AIM -> Records follow. Copy every line with "Поземлен".

DATA FOR THIS TASK ->
----------
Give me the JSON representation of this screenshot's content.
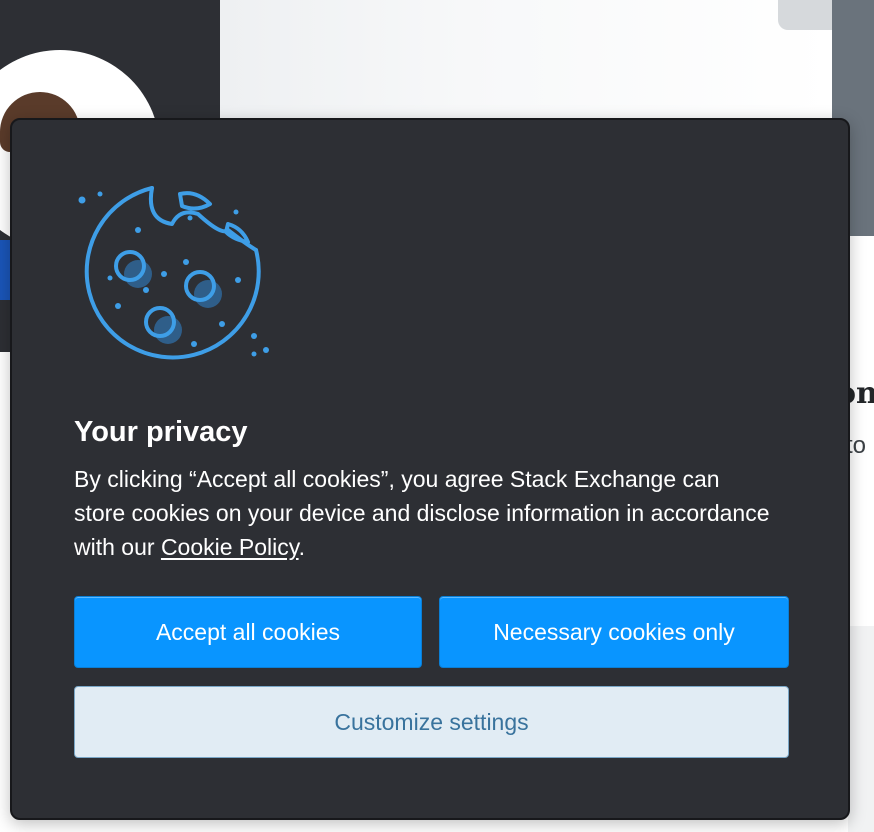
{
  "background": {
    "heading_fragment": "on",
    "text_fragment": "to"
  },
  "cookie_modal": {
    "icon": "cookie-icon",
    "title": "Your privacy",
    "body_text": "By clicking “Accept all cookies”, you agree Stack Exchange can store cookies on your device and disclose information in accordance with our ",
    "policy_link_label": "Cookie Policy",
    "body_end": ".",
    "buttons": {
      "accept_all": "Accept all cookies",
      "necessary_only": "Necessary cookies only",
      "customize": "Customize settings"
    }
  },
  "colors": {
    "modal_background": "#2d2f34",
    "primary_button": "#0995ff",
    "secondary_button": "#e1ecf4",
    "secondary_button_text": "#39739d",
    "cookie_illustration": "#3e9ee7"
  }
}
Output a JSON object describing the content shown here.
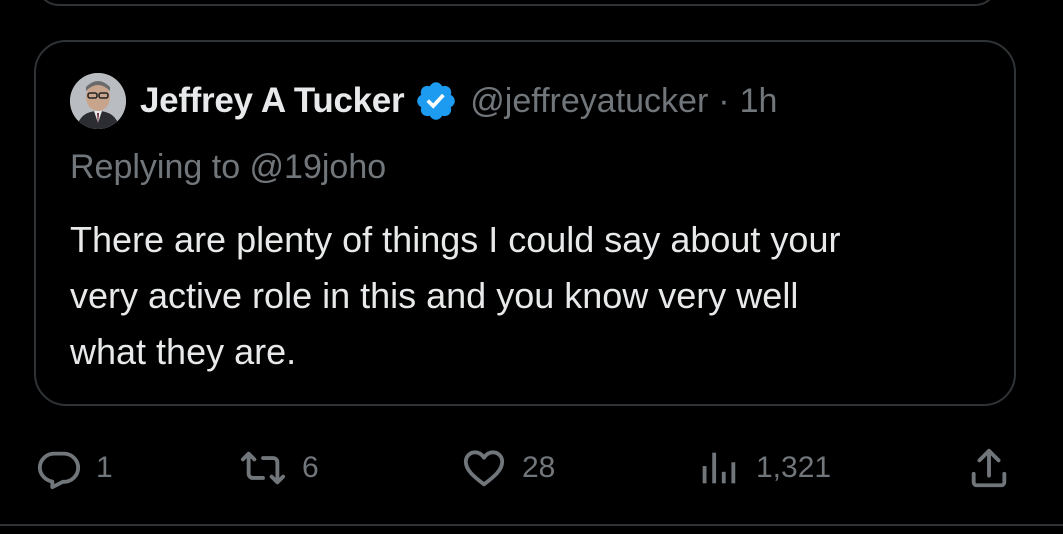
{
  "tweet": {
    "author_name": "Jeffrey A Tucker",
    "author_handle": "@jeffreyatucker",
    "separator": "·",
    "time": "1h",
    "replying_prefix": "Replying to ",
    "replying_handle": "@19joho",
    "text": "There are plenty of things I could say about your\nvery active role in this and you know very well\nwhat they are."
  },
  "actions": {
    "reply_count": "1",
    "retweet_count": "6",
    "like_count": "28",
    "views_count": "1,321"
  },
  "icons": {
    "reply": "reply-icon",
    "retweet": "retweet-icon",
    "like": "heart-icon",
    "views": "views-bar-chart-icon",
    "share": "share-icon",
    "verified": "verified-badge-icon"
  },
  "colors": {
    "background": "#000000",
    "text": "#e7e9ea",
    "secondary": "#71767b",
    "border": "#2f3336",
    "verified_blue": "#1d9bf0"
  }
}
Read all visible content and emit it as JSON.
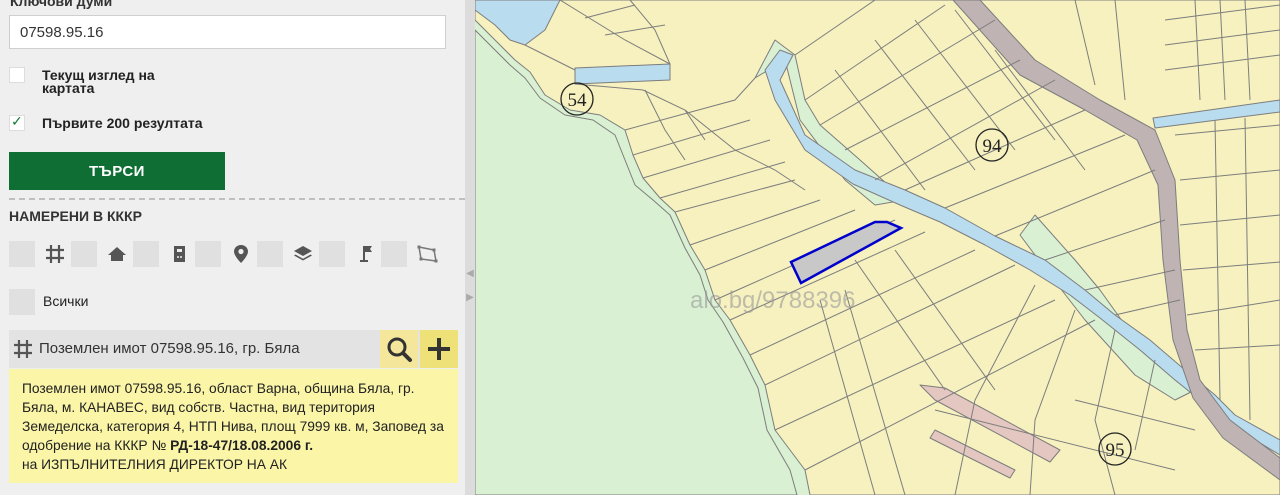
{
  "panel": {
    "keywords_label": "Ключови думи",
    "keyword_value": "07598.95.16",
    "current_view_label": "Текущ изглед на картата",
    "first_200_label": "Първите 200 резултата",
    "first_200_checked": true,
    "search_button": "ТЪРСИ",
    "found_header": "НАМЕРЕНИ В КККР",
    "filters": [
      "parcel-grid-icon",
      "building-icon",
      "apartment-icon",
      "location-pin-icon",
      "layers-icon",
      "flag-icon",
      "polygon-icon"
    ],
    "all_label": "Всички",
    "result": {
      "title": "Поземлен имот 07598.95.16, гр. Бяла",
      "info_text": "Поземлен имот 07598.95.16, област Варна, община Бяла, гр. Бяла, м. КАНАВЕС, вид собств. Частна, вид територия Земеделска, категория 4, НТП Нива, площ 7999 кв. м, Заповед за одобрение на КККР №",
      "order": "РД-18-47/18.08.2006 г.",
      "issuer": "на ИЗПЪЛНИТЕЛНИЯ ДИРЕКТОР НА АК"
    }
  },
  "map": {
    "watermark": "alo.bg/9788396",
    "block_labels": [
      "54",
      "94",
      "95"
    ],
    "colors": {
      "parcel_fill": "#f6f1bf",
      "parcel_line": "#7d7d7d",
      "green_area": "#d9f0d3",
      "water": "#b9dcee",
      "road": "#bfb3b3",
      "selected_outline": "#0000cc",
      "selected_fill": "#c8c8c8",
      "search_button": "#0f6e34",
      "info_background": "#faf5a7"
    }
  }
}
----------
CORRECT OUTPUT ->
      "title": "Поземлен имот 07598.95.16, гр. Бяла",
      "info_text": "Поземлен имот 07598.95.16, област Варна, община Бяла, гр. Бяла, м. КАНАВЕС, вид собств. Частна, вид територия Земеделска, категория 4, НТП Нива, площ 7999 кв. м, Заповед за одобрение на КККР №",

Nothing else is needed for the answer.